▸ **SET EXERCISE**: Omit the pictures and output every entry below exactly as written.

▸ **DATA SHOWN**:
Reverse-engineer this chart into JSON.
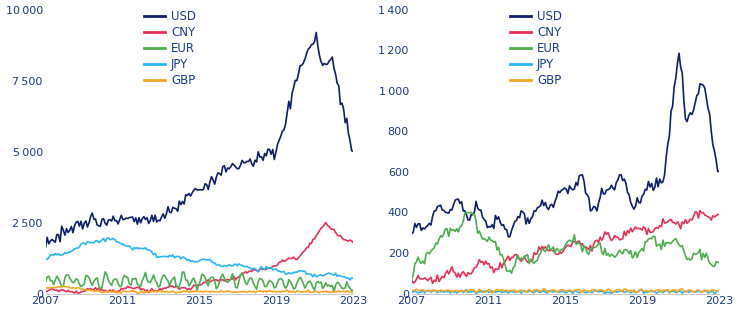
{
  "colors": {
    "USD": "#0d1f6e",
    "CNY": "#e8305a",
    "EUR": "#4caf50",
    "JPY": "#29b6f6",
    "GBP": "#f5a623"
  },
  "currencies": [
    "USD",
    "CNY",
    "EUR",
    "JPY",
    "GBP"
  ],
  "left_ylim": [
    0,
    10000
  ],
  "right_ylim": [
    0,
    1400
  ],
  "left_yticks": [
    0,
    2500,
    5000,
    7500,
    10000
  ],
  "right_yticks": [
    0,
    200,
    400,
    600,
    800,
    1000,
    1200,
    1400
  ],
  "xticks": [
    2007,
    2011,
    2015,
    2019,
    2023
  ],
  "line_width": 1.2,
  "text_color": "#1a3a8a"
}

▸ **PROBLEM SOLUTION**:
Reverse-engineer this chart into JSON.
{
  "colors": {
    "USD": "#0d1f6e",
    "CNY": "#e8305a",
    "EUR": "#4caf50",
    "JPY": "#29b6f6",
    "GBP": "#f5a623"
  },
  "currencies": [
    "USD",
    "CNY",
    "EUR",
    "JPY",
    "GBP"
  ],
  "left_ylim": [
    0,
    10000
  ],
  "right_ylim": [
    0,
    1400
  ],
  "left_yticks": [
    0,
    2500,
    5000,
    7500,
    10000
  ],
  "right_yticks": [
    0,
    200,
    400,
    600,
    800,
    1000,
    1200,
    1400
  ],
  "xticks": [
    2007,
    2011,
    2015,
    2019,
    2023
  ],
  "line_width": 1.2,
  "text_color": "#1a3a8a"
}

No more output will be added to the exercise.